SHORT TASK. Among the lines listed below, count those that include the string "málum", and state only the count.

DATA SHOWN.
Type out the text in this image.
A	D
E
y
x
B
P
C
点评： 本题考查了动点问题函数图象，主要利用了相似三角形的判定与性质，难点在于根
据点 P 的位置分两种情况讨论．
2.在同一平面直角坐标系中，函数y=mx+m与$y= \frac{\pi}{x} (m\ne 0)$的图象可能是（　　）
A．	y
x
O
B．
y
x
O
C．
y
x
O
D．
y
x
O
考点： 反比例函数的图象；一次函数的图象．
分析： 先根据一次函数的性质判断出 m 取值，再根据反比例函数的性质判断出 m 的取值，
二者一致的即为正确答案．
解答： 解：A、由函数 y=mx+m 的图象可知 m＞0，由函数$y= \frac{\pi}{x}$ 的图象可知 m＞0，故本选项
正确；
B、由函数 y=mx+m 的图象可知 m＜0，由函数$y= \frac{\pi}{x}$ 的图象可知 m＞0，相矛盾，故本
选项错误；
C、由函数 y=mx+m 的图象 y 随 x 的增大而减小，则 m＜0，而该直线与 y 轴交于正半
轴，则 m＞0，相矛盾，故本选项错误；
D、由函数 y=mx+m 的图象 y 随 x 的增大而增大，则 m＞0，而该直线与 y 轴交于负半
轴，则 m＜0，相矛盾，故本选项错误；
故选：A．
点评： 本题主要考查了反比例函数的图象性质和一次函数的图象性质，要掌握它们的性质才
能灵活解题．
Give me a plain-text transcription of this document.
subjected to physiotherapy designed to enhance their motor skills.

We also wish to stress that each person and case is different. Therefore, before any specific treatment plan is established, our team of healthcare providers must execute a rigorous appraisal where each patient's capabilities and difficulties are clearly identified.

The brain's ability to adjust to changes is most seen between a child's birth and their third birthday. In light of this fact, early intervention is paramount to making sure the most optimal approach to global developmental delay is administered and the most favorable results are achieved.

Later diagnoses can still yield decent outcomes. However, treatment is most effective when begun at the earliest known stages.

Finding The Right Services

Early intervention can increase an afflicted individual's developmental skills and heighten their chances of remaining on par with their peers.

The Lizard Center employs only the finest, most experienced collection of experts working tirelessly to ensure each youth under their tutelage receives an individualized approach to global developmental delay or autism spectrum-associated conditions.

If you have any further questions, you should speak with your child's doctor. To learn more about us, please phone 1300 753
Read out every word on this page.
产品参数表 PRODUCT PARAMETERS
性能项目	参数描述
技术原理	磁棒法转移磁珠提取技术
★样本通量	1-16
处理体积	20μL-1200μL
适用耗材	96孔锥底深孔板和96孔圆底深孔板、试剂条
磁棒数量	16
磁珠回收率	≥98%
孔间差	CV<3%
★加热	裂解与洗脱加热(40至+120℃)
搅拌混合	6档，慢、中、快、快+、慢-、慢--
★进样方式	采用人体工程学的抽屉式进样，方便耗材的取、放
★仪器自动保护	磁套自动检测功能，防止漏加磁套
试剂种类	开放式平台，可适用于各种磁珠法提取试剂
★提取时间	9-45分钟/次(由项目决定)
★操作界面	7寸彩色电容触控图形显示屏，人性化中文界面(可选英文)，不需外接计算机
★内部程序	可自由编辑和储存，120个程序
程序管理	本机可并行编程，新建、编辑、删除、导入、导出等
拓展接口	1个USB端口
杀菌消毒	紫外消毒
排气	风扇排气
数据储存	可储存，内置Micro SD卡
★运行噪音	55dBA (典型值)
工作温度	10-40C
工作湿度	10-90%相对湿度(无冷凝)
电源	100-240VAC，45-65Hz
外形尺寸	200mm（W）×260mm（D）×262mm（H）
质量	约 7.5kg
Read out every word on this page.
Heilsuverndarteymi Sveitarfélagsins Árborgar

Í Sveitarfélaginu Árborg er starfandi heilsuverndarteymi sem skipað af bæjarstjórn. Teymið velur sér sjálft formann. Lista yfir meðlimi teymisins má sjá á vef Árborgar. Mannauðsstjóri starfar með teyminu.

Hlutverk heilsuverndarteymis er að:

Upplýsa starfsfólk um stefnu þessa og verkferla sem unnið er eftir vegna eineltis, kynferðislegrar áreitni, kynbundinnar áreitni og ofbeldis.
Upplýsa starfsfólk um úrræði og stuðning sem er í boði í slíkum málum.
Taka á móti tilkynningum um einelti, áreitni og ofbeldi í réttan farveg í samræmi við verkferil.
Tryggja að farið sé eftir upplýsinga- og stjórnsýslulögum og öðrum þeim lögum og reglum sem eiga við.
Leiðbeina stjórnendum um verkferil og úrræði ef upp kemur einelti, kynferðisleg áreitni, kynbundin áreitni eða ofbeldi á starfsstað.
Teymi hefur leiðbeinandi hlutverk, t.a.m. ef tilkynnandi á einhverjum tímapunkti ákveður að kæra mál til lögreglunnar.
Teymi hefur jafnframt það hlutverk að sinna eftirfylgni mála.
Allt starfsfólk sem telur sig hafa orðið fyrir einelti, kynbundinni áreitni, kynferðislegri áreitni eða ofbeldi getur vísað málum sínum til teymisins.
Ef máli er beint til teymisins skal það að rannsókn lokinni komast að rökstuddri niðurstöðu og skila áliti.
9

SOLUTION. 2